[TASK TO CARRY OUT]
Using the listing below, select the lines with the word "which" and copy them.

[LISTING]

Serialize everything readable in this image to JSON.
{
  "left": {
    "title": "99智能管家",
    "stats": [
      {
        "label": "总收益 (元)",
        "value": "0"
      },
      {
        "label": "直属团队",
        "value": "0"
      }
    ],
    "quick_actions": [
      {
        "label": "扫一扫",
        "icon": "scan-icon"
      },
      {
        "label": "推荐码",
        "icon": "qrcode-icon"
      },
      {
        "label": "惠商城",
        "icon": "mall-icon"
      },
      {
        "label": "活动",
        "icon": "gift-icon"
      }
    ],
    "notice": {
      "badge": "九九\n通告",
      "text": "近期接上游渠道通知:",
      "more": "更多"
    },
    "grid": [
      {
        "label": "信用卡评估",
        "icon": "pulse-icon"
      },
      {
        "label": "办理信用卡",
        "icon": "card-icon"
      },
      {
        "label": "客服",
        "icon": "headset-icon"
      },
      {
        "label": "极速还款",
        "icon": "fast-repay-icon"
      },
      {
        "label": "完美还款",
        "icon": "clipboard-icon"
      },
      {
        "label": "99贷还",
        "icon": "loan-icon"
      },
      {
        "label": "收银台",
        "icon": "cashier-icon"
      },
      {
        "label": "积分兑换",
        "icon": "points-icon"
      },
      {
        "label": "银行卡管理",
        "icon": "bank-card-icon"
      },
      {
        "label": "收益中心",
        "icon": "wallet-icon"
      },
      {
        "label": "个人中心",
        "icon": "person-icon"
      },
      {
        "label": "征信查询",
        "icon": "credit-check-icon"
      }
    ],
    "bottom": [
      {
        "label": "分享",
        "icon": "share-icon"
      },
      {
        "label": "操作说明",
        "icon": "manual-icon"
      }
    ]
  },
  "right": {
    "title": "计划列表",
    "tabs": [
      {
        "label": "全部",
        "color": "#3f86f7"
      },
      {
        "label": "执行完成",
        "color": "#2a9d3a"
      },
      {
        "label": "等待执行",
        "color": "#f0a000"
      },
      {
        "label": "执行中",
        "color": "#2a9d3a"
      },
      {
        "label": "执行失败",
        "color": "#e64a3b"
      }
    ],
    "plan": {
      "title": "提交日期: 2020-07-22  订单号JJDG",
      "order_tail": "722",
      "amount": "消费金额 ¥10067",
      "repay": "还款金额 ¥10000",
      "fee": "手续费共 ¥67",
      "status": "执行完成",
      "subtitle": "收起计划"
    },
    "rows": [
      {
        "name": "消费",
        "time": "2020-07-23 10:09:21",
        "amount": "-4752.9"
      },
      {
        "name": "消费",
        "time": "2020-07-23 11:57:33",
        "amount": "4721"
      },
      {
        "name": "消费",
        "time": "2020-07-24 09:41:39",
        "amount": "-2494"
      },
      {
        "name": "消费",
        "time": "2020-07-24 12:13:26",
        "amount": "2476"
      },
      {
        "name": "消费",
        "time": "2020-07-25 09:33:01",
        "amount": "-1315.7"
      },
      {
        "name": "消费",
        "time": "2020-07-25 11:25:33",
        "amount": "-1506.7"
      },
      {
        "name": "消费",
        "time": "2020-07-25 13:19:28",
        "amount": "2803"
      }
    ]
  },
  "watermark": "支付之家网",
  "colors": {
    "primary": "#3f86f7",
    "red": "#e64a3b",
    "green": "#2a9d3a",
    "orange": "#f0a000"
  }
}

--

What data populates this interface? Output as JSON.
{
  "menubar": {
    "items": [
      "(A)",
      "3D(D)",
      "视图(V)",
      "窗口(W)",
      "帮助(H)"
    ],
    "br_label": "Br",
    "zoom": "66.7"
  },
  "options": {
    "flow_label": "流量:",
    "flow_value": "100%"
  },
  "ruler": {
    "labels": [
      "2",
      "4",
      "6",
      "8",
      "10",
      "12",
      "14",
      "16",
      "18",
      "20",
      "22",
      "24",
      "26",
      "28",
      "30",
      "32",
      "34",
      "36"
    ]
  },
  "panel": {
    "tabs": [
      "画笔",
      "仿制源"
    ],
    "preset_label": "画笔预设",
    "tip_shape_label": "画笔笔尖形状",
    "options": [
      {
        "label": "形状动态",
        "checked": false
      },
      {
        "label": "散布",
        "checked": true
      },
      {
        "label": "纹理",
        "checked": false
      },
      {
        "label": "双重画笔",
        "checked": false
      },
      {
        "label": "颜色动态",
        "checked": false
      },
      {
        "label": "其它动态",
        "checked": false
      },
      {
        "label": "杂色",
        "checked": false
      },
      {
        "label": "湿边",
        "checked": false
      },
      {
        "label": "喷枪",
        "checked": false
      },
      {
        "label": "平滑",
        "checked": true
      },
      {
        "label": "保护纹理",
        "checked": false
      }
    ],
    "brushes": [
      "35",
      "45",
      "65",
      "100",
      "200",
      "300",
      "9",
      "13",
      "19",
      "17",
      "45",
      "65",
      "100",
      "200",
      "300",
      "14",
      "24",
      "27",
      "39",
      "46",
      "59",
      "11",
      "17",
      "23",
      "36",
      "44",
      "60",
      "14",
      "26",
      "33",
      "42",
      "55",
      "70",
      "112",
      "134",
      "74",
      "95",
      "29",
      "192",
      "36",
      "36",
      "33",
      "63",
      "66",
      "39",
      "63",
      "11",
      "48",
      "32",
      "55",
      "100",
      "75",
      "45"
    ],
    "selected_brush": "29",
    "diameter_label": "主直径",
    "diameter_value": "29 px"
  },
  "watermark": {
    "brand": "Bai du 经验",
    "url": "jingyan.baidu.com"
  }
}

---

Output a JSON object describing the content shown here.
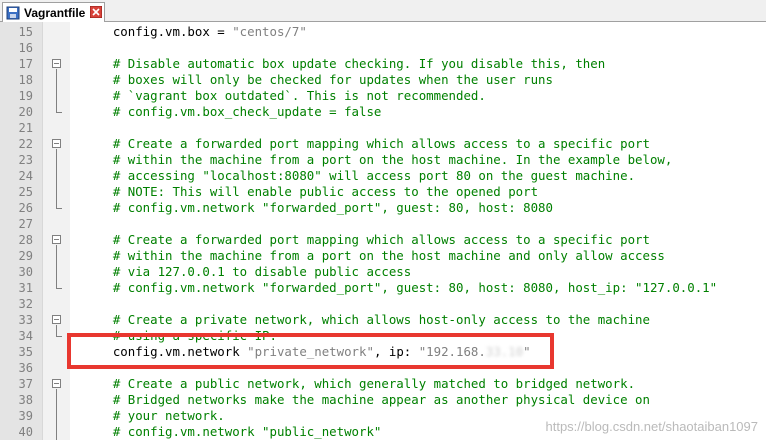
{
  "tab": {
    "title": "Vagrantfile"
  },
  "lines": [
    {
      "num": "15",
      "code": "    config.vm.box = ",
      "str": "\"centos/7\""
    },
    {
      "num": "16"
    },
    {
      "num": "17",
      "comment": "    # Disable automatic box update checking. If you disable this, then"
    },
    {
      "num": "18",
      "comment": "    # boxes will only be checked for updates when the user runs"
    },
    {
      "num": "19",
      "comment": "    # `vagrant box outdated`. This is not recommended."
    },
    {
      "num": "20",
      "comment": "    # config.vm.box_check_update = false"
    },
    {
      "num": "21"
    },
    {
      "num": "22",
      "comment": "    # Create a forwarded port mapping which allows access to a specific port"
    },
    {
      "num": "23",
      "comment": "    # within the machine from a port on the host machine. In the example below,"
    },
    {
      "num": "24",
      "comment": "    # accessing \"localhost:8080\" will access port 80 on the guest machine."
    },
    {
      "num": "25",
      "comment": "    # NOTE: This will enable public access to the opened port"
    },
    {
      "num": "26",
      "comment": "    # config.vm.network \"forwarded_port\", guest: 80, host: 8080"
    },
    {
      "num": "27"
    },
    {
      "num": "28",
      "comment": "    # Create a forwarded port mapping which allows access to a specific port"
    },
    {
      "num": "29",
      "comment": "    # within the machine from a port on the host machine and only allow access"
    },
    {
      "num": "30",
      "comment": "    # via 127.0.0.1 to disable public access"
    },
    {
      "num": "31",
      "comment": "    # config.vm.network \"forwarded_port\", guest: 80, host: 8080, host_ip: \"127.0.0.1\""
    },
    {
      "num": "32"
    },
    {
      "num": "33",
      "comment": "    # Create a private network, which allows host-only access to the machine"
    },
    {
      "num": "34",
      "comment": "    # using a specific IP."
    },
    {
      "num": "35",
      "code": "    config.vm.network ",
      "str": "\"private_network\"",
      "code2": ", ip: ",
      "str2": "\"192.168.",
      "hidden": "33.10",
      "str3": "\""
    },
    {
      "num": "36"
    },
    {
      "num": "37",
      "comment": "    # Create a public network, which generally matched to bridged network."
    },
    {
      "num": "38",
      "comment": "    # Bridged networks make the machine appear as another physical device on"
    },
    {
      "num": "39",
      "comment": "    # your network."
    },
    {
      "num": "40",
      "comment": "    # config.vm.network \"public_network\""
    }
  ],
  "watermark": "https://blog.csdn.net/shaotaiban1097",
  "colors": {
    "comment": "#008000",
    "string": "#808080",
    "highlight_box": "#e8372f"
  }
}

[COMPLETE RESPONSE]
      "comment": "    # Create a forwarded port mapping which allows access to a specific port"
      "comment": "    # Create a forwarded port mapping which allows access to a specific port"
      "comment": "    # Create a private network, which allows host-only access to the machine"
      "comment": "    # Create a public network, which generally matched to bridged network."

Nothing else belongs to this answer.